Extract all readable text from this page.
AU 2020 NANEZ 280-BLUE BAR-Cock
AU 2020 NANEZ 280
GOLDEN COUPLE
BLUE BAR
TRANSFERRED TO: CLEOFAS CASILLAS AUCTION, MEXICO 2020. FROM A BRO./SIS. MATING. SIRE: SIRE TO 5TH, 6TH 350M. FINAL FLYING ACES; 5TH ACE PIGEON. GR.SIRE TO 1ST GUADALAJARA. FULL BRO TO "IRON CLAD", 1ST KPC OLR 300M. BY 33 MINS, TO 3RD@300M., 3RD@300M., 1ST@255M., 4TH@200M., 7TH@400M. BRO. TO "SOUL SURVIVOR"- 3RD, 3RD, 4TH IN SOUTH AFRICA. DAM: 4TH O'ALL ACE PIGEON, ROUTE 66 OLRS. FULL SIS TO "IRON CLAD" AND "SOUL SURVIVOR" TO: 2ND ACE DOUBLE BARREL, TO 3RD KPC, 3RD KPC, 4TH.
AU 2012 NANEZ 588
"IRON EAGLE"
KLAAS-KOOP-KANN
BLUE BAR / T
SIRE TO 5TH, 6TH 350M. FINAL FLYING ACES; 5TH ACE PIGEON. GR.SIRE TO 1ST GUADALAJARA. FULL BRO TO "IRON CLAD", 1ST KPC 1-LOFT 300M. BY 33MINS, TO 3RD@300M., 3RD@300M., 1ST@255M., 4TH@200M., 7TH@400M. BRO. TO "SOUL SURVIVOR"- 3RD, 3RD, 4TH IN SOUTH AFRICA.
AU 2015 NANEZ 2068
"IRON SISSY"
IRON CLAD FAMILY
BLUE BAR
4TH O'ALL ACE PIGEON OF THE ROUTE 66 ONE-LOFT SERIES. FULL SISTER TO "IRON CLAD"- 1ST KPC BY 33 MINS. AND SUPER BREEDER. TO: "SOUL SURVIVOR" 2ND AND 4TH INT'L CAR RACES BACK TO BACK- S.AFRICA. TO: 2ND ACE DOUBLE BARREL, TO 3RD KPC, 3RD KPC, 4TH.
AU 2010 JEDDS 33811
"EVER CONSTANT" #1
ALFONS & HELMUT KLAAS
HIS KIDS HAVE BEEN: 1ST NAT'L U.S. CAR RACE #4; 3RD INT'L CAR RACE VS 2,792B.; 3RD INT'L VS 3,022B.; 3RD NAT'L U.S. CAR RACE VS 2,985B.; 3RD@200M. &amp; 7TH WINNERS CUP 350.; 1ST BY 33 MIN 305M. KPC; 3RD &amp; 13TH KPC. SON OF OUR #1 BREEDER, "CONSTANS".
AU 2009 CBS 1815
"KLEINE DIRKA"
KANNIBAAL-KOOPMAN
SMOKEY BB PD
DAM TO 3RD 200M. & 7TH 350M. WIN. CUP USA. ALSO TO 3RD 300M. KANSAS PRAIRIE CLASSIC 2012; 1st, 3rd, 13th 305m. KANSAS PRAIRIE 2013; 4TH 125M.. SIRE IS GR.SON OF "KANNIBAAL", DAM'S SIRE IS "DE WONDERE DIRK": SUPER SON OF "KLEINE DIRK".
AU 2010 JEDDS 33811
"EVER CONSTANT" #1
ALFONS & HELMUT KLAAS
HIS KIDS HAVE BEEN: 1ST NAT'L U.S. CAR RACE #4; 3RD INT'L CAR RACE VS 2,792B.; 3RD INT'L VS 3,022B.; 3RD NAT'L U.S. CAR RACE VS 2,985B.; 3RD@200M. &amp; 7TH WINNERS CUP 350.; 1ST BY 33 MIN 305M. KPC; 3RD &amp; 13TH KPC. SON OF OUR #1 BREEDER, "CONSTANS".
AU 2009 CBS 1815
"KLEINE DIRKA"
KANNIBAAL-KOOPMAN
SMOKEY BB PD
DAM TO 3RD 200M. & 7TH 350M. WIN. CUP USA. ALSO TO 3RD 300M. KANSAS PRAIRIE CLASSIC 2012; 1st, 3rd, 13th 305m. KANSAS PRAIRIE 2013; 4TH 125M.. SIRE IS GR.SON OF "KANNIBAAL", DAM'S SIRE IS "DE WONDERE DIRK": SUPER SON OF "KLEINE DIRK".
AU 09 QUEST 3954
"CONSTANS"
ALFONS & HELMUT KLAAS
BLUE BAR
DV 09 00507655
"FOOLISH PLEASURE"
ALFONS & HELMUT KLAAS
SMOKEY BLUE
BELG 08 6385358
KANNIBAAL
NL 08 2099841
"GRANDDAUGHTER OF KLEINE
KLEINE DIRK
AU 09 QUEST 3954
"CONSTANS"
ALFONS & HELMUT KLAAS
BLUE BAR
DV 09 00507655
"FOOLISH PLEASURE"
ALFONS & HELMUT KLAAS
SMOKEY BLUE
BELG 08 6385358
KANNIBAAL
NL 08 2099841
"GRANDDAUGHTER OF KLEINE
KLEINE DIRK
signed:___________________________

» Written problem: Exact output of every entry is required.

» Exercise output:
Extract all readable text from this page.
AU 2020 NANEZ 280-BLUE BAR-Cock
AU 2020 NANEZ 280
GOLDEN COUPLE
BLUE BAR
TRANSFERRED TO: CLEOFAS CASILLAS AUCTION, MEXICO 2020. FROM A BRO./SIS. MATING. SIRE: SIRE TO 5TH, 6TH 350M. FINAL FLYING ACES; 5TH ACE PIGEON. GR.SIRE TO 1ST GUADALAJARA. FULL BRO TO "IRON CLAD", 1ST KPC OLR 300M. BY 33 MINS, TO 3RD@300M., 3RD@300M., 1ST@255M., 4TH@200M., 7TH@400M. BRO. TO "SOUL SURVIVOR"- 3RD, 3RD, 4TH IN SOUTH AFRICA. DAM: 4TH O'ALL ACE PIGEON, ROUTE 66 OLRS. FULL SIS TO "IRON CLAD" AND "SOUL SURVIVOR" TO: 2ND ACE DOUBLE BARREL, TO 3RD KPC, 3RD KPC, 4TH.
AU 2012 NANEZ 588
"IRON EAGLE"
KLAAS-KOOP-KANN
BLUE BAR / T
SIRE TO 5TH, 6TH 350M. FINAL FLYING ACES; 5TH ACE PIGEON. GR.SIRE TO 1ST GUADALAJARA. FULL BRO TO "IRON CLAD", 1ST KPC 1-LOFT 300M. BY 33MINS, TO 3RD@300M., 3RD@300M., 1ST@255M., 4TH@200M., 7TH@400M. BRO. TO "SOUL SURVIVOR"- 3RD, 3RD, 4TH IN SOUTH AFRICA.
AU 2015 NANEZ 2068
"IRON SISSY"
IRON CLAD FAMILY
BLUE BAR
4TH O'ALL ACE PIGEON OF THE ROUTE 66 ONE-LOFT SERIES. FULL SISTER TO "IRON CLAD"- 1ST KPC BY 33 MINS. AND SUPER BREEDER. TO: "SOUL SURVIVOR" 2ND AND 4TH INT'L CAR RACES BACK TO BACK- S.AFRICA. TO: 2ND ACE DOUBLE BARREL, TO 3RD KPC, 3RD KPC, 4TH.
AU 2010 JEDDS 33811
"EVER CONSTANT" #1
ALFONS & HELMUT KLAAS
HIS KIDS HAVE BEEN: 1ST NAT'L U.S. CAR RACE #4; 3RD INT'L CAR RACE VS 2,792B.; 3RD INT'L VS 3,022B.; 3RD NAT'L U.S. CAR RACE VS 2,985B.; 3RD@200M. &amp; 7TH WINNERS CUP 350.; 1ST BY 33 MIN 305M. KPC; 3RD &amp; 13TH KPC. SON OF OUR #1 BREEDER, "CONSTANS".
AU 2009 CBS 1815
"KLEINE DIRKA"
KANNIBAAL-KOOPMAN
SMOKEY BB PD
DAM TO 3RD 200M. & 7TH 350M. WIN. CUP USA. ALSO TO 3RD 300M. KANSAS PRAIRIE CLASSIC 2012; 1st, 3rd, 13th 305m. KANSAS PRAIRIE 2013; 4TH 125M.. SIRE IS GR.SON OF "KANNIBAAL", DAM'S SIRE IS "DE WONDERE DIRK": SUPER SON OF "KLEINE DIRK".
AU 2010 JEDDS 33811
"EVER CONSTANT" #1
ALFONS & HELMUT KLAAS
HIS KIDS HAVE BEEN: 1ST NAT'L U.S. CAR RACE #4; 3RD INT'L CAR RACE VS 2,792B.; 3RD INT'L VS 3,022B.; 3RD NAT'L U.S. CAR RACE VS 2,985B.; 3RD@200M. &amp; 7TH WINNERS CUP 350.; 1ST BY 33 MIN 305M. KPC; 3RD &amp; 13TH KPC. SON OF OUR #1 BREEDER, "CONSTANS".
AU 2009 CBS 1815
"KLEINE DIRKA"
KANNIBAAL-KOOPMAN
SMOKEY BB PD
DAM TO 3RD 200M. & 7TH 350M. WIN. CUP USA. ALSO TO 3RD 300M. KANSAS PRAIRIE CLASSIC 2012; 1st, 3rd, 13th 305m. KANSAS PRAIRIE 2013; 4TH 125M.. SIRE IS GR.SON OF "KANNIBAAL", DAM'S SIRE IS "DE WONDERE DIRK": SUPER SON OF "KLEINE DIRK".
AU 09 QUEST 3954
"CONSTANS"
ALFONS & HELMUT KLAAS
BLUE BAR
DV 09 00507655
"FOOLISH PLEASURE"
ALFONS & HELMUT KLAAS
SMOKEY BLUE
BELG 08 6385358
KANNIBAAL
NL 08 2099841
"GRANDDAUGHTER OF KLEINE
KLEINE DIRK
AU 09 QUEST 3954
"CONSTANS"
ALFONS & HELMUT KLAAS
BLUE BAR
DV 09 00507655
"FOOLISH PLEASURE"
ALFONS & HELMUT KLAAS
SMOKEY BLUE
BELG 08 6385358
KANNIBAAL
NL 08 2099841
"GRANDDAUGHTER OF KLEINE
KLEINE DIRK
signed:___________________________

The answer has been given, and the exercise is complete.